■ Page excerpt ■
################

Protein Structure Discovery Could Lead to Better Treatments for HIV, Early Aging

UVA Hospital

U.Va. Health System

Researchers at the University of Virginia School of Medicine have determined the molecular structure of a protein whose mutations have been linked to several early aging diseases, and to side effects of common HIV and AIDS medications. This breakthrough could eventually help researchers develop new treatments for these early aging diseases and redesign AIDS medications to avoid side effects, such as diabetes.

U.Va. Center for Membrane Biology researchers Peter S. Horanyi, Edward E. Pryor Jr., and Michael C. Wiener collaborated with groups from the Hauptman-Woodward Medical Research Institute and the University of Rochester School of Medicine and Dentistry to determine the molecular structure of the enzyme Ste24p. Their findings were published March 29 in the journal Science.

Their Membrane Protein Structural Biology Consortium is funded by the National Institutes of Health’s Protein Structure Initiative, which supports the determination of molecular structures of biomedically important target proteins.


The nucleus of a cell is lined with a mesh-like structure called lamin that serves as a scaffold for maintaining nuclear shape and function. Lamin requires the action of another protein, called Ste24p protease, which removes specific parts of the lamin filament and enables proper assembly of the mesh.

The research team determined the structure of a Ste24p protein found in a close relative of baker’s yeast, whose properties are interchangeable with the same protein found in humans.
The experiments required to solve the structure of Ste24p were performed remotely at the Advanced Photon Source, part of the Department of Energy’s Argonne National Laboratory near Chicago.

################

Stored data entries
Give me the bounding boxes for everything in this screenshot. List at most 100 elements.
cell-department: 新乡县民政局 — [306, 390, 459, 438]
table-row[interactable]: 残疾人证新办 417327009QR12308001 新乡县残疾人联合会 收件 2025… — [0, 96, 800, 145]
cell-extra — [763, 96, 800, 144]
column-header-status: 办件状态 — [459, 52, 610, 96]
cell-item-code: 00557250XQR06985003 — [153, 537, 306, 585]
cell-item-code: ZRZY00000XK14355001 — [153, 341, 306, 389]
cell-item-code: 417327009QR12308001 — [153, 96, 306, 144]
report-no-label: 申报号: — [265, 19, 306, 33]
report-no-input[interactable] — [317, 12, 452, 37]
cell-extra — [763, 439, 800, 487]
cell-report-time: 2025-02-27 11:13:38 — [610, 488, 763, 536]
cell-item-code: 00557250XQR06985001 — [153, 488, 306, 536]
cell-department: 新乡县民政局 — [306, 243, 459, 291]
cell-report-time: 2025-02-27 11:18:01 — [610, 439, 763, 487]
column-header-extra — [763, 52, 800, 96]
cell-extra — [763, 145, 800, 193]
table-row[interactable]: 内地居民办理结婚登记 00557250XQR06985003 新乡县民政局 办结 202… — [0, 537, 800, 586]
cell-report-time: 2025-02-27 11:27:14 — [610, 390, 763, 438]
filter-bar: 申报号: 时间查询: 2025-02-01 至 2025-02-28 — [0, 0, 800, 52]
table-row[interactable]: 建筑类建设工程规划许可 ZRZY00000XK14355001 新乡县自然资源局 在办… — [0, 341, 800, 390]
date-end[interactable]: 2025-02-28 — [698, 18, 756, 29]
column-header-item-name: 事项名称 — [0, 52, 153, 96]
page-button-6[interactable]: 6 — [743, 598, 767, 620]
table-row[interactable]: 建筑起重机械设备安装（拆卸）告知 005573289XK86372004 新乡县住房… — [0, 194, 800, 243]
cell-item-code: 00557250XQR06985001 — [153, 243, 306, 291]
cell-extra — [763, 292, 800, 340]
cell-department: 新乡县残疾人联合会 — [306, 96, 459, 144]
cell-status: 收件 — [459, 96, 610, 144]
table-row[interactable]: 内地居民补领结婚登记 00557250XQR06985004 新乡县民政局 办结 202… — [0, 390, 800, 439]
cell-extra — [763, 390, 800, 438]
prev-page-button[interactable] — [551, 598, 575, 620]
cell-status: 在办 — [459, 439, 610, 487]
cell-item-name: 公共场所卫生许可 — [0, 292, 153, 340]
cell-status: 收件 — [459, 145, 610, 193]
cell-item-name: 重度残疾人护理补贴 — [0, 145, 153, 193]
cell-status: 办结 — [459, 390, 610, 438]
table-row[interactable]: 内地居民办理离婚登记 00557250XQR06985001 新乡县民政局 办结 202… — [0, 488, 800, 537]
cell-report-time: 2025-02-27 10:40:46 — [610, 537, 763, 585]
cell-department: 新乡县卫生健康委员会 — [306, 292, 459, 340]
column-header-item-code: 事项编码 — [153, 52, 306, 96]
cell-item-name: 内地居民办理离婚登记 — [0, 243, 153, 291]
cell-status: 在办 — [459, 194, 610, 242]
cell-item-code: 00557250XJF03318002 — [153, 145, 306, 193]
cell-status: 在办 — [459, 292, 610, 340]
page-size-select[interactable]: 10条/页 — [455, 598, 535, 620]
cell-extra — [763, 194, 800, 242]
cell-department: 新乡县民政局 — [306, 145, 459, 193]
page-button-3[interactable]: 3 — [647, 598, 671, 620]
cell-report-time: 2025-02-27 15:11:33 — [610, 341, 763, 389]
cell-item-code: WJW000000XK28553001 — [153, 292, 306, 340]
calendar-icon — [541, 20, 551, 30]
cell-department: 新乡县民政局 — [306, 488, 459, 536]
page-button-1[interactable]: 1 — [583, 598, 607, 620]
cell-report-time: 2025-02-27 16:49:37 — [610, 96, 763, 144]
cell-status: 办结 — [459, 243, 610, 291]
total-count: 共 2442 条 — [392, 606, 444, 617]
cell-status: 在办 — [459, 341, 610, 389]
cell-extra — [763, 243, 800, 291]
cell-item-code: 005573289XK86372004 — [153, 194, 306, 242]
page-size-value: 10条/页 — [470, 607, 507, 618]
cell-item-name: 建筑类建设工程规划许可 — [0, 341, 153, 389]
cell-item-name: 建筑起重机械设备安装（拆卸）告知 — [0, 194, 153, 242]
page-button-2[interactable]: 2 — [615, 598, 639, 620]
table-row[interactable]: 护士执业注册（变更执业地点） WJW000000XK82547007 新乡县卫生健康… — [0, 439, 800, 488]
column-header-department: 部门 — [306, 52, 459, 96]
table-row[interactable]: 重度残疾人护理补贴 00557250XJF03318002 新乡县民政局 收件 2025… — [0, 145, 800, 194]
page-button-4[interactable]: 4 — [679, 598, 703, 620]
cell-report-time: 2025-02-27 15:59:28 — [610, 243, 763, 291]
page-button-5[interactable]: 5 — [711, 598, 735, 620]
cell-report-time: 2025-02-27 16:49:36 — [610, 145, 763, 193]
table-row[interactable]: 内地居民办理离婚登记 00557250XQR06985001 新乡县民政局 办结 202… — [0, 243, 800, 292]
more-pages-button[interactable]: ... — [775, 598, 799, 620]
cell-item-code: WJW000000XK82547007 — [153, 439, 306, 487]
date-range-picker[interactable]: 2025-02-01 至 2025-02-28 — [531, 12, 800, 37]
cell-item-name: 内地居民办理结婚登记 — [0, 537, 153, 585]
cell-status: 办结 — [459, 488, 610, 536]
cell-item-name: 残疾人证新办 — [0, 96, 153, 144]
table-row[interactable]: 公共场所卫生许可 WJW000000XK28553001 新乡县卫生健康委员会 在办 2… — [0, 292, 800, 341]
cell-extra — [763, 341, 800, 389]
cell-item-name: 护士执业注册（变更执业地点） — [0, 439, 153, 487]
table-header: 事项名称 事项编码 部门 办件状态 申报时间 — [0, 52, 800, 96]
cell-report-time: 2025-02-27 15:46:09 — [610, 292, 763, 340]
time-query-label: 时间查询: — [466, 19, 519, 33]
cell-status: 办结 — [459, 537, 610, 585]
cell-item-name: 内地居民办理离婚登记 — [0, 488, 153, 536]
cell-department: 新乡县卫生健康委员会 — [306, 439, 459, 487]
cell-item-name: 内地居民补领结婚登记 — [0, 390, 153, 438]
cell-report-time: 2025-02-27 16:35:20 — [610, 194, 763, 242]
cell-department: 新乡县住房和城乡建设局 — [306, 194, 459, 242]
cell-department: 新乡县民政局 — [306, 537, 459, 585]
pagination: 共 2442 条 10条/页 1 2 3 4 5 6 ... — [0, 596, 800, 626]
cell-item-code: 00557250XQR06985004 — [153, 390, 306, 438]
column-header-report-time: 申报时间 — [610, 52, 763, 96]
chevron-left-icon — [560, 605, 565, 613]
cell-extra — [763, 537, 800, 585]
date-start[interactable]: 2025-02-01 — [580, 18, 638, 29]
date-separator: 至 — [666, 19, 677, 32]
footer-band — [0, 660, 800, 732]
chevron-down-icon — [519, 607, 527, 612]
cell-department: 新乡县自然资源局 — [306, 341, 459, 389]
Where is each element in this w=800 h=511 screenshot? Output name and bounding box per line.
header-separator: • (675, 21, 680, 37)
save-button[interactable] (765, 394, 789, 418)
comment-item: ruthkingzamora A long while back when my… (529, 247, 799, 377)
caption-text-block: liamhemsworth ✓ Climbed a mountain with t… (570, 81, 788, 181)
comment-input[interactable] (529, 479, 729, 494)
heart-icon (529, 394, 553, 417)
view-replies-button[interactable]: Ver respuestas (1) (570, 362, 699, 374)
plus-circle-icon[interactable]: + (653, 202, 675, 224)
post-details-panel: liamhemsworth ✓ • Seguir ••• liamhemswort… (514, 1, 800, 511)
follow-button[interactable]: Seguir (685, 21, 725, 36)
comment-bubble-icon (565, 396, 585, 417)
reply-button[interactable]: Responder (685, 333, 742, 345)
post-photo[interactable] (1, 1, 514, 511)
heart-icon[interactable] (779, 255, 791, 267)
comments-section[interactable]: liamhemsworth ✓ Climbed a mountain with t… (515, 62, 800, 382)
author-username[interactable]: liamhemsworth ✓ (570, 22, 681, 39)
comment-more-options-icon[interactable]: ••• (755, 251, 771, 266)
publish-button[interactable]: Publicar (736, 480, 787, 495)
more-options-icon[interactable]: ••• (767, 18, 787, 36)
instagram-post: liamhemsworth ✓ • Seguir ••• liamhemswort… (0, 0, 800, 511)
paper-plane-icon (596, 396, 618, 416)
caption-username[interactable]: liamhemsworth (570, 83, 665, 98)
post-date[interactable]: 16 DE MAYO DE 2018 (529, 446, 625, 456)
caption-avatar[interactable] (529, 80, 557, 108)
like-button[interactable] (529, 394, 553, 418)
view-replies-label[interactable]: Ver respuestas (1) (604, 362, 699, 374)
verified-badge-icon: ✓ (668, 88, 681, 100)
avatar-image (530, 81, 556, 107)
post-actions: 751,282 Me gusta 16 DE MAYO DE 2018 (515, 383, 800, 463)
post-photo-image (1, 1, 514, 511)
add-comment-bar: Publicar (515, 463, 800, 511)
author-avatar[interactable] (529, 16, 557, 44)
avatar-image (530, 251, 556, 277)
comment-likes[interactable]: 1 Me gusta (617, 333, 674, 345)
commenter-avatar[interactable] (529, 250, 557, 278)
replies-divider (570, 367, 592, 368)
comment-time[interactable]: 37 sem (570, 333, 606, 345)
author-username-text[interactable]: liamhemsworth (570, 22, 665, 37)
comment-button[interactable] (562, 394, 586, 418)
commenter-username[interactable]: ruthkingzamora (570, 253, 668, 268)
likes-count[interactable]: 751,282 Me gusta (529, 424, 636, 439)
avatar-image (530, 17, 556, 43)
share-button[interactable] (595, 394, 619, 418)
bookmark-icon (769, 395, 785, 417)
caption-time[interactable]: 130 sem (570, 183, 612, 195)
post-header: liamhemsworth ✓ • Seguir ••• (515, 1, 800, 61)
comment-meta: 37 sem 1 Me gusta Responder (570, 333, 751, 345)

################

■ Task ■
Condense the paragraph of the Ste24p structure article that begins "The nucleus of a cell is lined" into a short bulleted list, keeping its main facts.

■ Written solution ■
- The cell nucleus is lined with lamin, a mesh-like structure that acts as a scaffold for nuclear shape and function.
- Lamin depends on another protein, Ste24p protease.
- Ste24p removes specific parts of the lamin filament, which allows the mesh to assemble properly.